<<<<
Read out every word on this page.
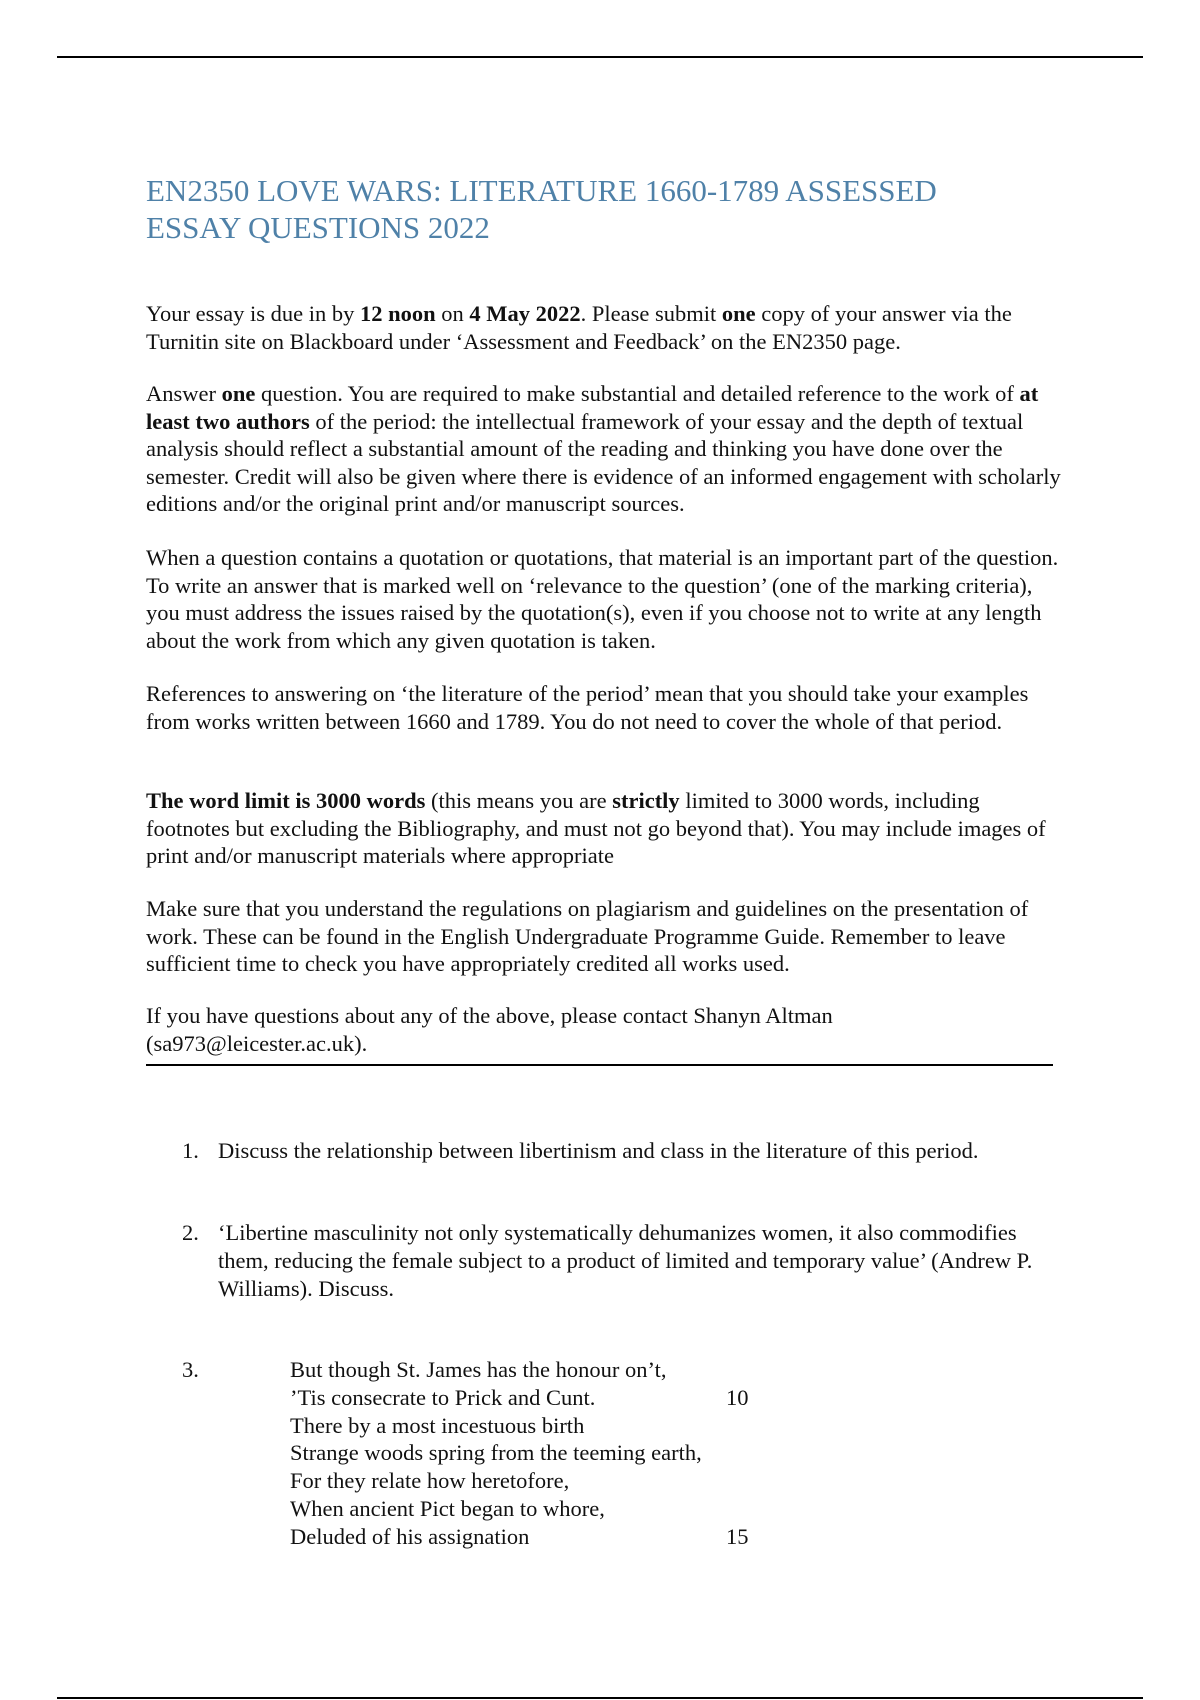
EN2350 LOVE WARS: LITERATURE 1660-1789 ASSESSED
ESSAY QUESTIONS 2022

Your essay is due in by 12 noon on 4 May 2022. Please submit one copy of your answer via the Turnitin site on Blackboard under ‘Assessment and Feedback’ on the EN2350 page.

Answer one question. You are required to make substantial and detailed reference to the work of at least two authors of the period: the intellectual framework of your essay and the depth of textual analysis should reflect a substantial amount of the reading and thinking you have done over the semester. Credit will also be given where there is evidence of an informed engagement with scholarly editions and/or the original print and/or manuscript sources.

When a question contains a quotation or quotations, that material is an important part of the question. To write an answer that is marked well on ‘relevance to the question’ (one of the marking criteria), you must address the issues raised by the quotation(s), even if you choose not to write at any length about the work from which any given quotation is taken.

References to answering on ‘the literature of the period’ mean that you should take your examples from works written between 1660 and 1789. You do not need to cover the whole of that period.

The word limit is 3000 words (this means you are strictly limited to 3000 words, including footnotes but excluding the Bibliography, and must not go beyond that). You may include images of print and/or manuscript materials where appropriate

Make sure that you understand the regulations on plagiarism and guidelines on the presentation of work. These can be found in the English Undergraduate Programme Guide. Remember to leave sufficient time to check you have appropriately credited all works used.

If you have questions about any of the above, please contact Shanyn Altman (sa973@leicester.ac.uk).

1. Discuss the relationship between libertinism and class in the literature of this period.
2. ‘Libertine masculinity not only systematically dehumanizes women, it also commodifies them, reducing the female subject to a product of limited and temporary value’ (Andrew P. Williams). Discuss.
3.	But though St. James has the honour on’t,
’Tis consecrate to Prick and Cunt.	10
There by a most incestuous birth
Strange woods spring from the teeming earth,
For they relate how heretofore,
When ancient Pict began to whore,
Deluded of his assignation	15
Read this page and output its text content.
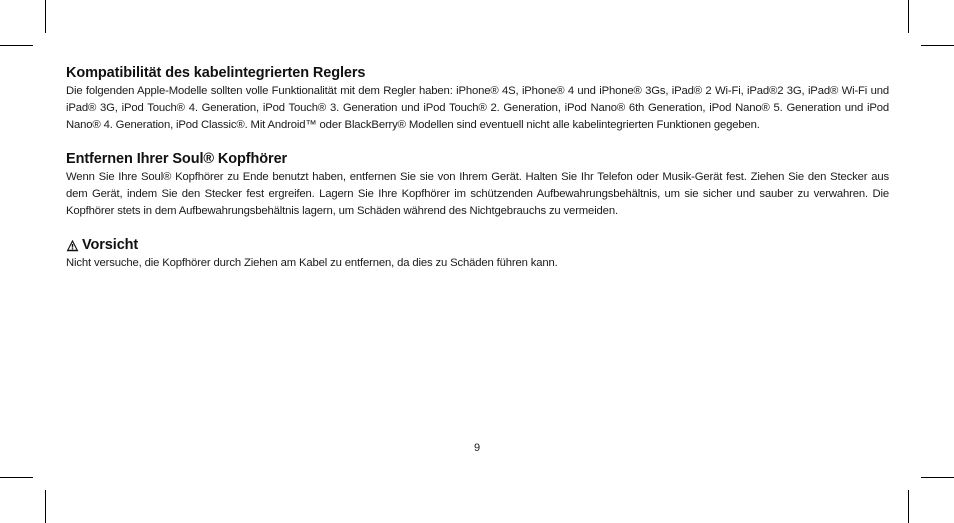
Kompatibilität des kabelintegrierten Reglers

Die folgenden Apple-Modelle sollten volle Funktionalität mit dem Regler haben: iPhone® 4S, iPhone® 4 und iPhone® 3Gs, iPad® 2 Wi-Fi, iPad®2 3G, iPad® Wi-Fi und iPad® 3G, iPod Touch® 4. Generation, iPod Touch® 3. Generation und iPod Touch® 2. Generation, iPod Nano® 6th Generation, iPod Nano® 5. Generation und iPod Nano® 4. Generation, iPod Classic®. Mit Android™ oder BlackBerry® Modellen sind eventuell nicht alle kabelintegrierten Funktionen gegeben.

Entfernen Ihrer Soul® Kopfhörer

Wenn Sie Ihre Soul® Kopfhörer zu Ende benutzt haben, entfernen Sie sie von Ihrem Gerät. Halten Sie Ihr Telefon oder Musik-Gerät fest. Ziehen Sie den Stecker aus dem Gerät, indem Sie den Stecker fest ergreifen. Lagern Sie Ihre Kopfhörer im schützenden Aufbewahrungsbehältnis, um sie sicher und sauber zu verwahren. Die Kopfhörer stets in dem Aufbewahrungsbehältnis lagern, um Schäden während des Nichtgebrauchs zu vermeiden.

Vorsicht

Nicht versuche, die Kopfhörer durch Ziehen am Kabel zu entfernen, da dies zu Schäden führen kann.

9
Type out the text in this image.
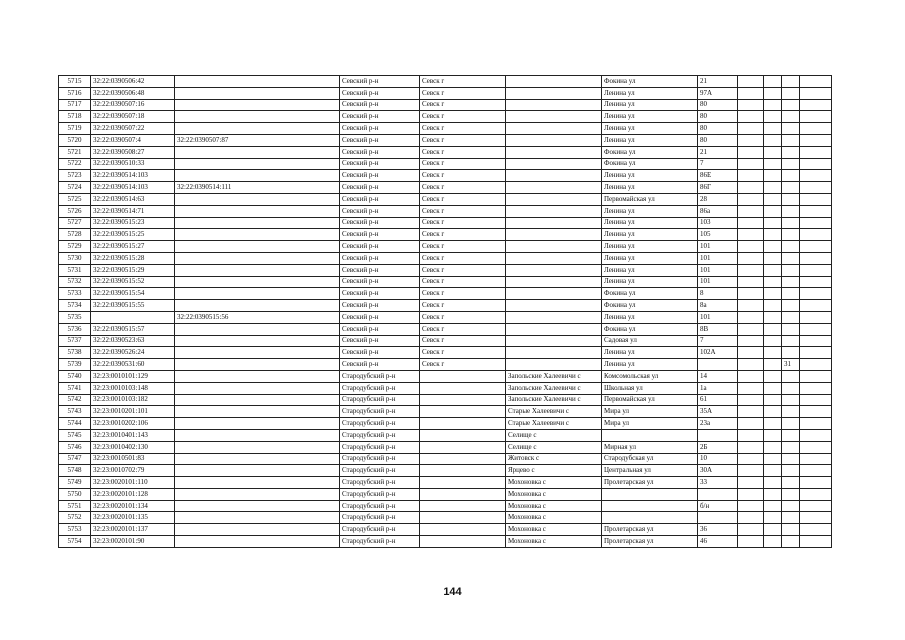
5715	32:22:0390506:42		Севский р-н	Севск г		Фокина ул	21				
5716	32:22:0390506:48		Севский р-н	Севск г		Ленина ул	97А				
5717	32:22:0390507:16		Севский р-н	Севск г		Ленина ул	80				
5718	32:22:0390507:18		Севский р-н	Севск г		Ленина ул	80				
5719	32:22:0390507:22		Севский р-н	Севск г		Ленина ул	80				
5720	32:22:0390507:4	32:22:0390507:87	Севский р-н	Севск г		Ленина ул	80				
5721	32:22:0390508:27		Севский р-н	Севск г		Фокина ул	21				
5722	32:22:0390510:33		Севский р-н	Севск г		Фокина ул	7				
5723	32:22:0390514:103		Севский р-н	Севск г		Ленина ул	86Е				
5724	32:22:0390514:103	32:22:0390514:111	Севский р-н	Севск г		Ленина ул	86Г				
5725	32:22:0390514:63		Севский р-н	Севск г		Первомайская ул	28				
5726	32:22:0390514:71		Севский р-н	Севск г		Ленина ул	86а				
5727	32:22:0390515:23		Севский р-н	Севск г		Ленина ул	103				
5728	32:22:0390515:25		Севский р-н	Севск г		Ленина ул	105				
5729	32:22:0390515:27		Севский р-н	Севск г		Ленина ул	101				
5730	32:22:0390515:28		Севский р-н	Севск г		Ленина ул	101				
5731	32:22:0390515:29		Севский р-н	Севск г		Ленина ул	101				
5732	32:22:0390515:52		Севский р-н	Севск г		Ленина ул	101				
5733	32:22:0390515:54		Севский р-н	Севск г		Фокина ул	8				
5734	32:22:0390515:55		Севский р-н	Севск г		Фокина ул	8а				
5735		32:22:0390515:56	Севский р-н	Севск г		Ленина ул	101				
5736	32:22:0390515:57		Севский р-н	Севск г		Фокина ул	8В				
5737	32:22:0390523:63		Севский р-н	Севск г		Садовая ул	7				
5738	32:22:0390526:24		Севский р-н	Севск г		Ленина ул	102А				
5739	32:22:0390531:60		Севский р-н	Севск г		Ленина ул				31	
5740	32:23:0010101:129		Стародубский р-н		Запольские Халеевичи с	Комсомольская ул	14				
5741	32:23:0010103:148		Стародубский р-н		Запольские Халеевичи с	Школьная ул	1а				
5742	32:23:0010103:182		Стародубский р-н		Запольские Халеевичи с	Первомайская ул	61				
5743	32:23:0010201:101		Стародубский р-н		Старые Халеевичи с	Мира ул	35А				
5744	32:23:0010202:106		Стародубский р-н		Старые Халеевичи с	Мира ул	23а				
5745	32:23:0010401:143		Стародубский р-н		Селище с						
5746	32:23:0010402:130		Стародубский р-н		Селище с	Мирная ул	2Б				
5747	32:23:0010501:83		Стародубский р-н		Житовск с	Стародубская ул	10				
5748	32:23:0010702:79		Стародубский р-н		Ярцево с	Центральная ул	30А				
5749	32:23:0020101:110		Стародубский р-н		Мохоновка с	Пролетарская ул	33				
5750	32:23:0020101:128		Стародубский р-н		Мохоновка с						
5751	32:23:0020101:134		Стародубский р-н		Мохоновка с		б/н				
5752	32:23:0020101:135		Стародубский р-н		Мохоновка с						
5753	32:23:0020101:137		Стародубский р-н		Мохоновка с	Пролетарская ул	36				
5754	32:23:0020101:90		Стародубский р-н		Мохоновка с	Пролетарская ул	46				
144
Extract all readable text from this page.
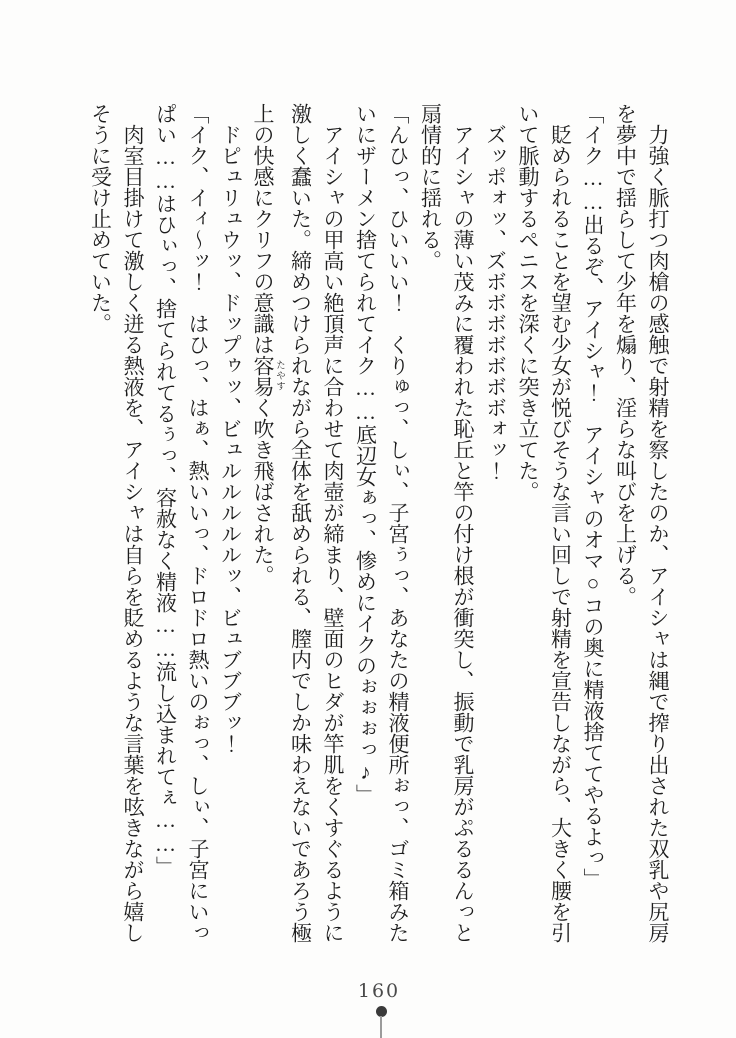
力強く脈打つ肉槍の感触で射精を察したのか、アイシャは縄で搾り出された双乳や尻房
を夢中で揺らして少年を煽り、淫らな叫びを上げる。
「イク……出るぞ、アイシャ！　アイシャのオマ○コの奥に精液捨ててやるよっ」
貶められることを望む少女が悦びそうな言い回しで射精を宣告しながら、大きく腰を引
いて脈動するペニスを深くに突き立てた。
ズッポォッ、ズボボボボボボボォッ！
アイシャの薄い茂みに覆われた恥丘と竿の付け根が衝突し、振動で乳房がぷるるんっと
扇情的に揺れる。
「んひっ、ひいいい！　くりゅっ、しぃ、子宮ぅっ、あなたの精液便所ぉっ、ゴミ箱みた
いにザーメン捨てられてイク……底辺女ぁっ、惨めにイクのぉぉぉっ♪」
アイシャの甲高い絶頂声に合わせて肉壺が締まり、壁面のヒダが竿肌をくすぐるように
激しく蠢いた。締めつけられながら全体を舐められる、膣内でしか味わえないであろう極
上の快感にクリフの意識は容易 たやすく吹き飛ばされた。
ドピュリュウッ、ドップゥッ、ビュルルルルルッ、ビュブブブッ！
「イク、イィ〜ッ！　はひっ、はぁ、熱いいっ、ドロドロ熱いのぉっ、しぃ、子宮にいっ
ぱい……はひぃっ、捨てられてるぅっ、容赦なく精液……流し込まれてぇ……」
肉室目掛けて激しく迸る熱液を、アイシャは自らを貶めるような言葉を呟きながら嬉し
そうに受け止めていた。
160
>>>>
» **EXERCISE PROMPT**
From the entries above, extract every line where the word "manuscript" appears.

» **TASK RESULT**
Answer one question. You are required to make substantial and detailed reference to the work of at least two authors of the period: the intellectual framework of your essay and the depth of textual analysis should reflect a substantial amount of the reading and thinking you have done over the semester. Credit will also be given where there is evidence of an informed engagement with scholarly editions and/or the original print and/or manuscript sources.
The word limit is 3000 words (this means you are strictly limited to 3000 words, including footnotes but excluding the Bibliography, and must not go beyond that). You may include images of print and/or manuscript materials where appropriate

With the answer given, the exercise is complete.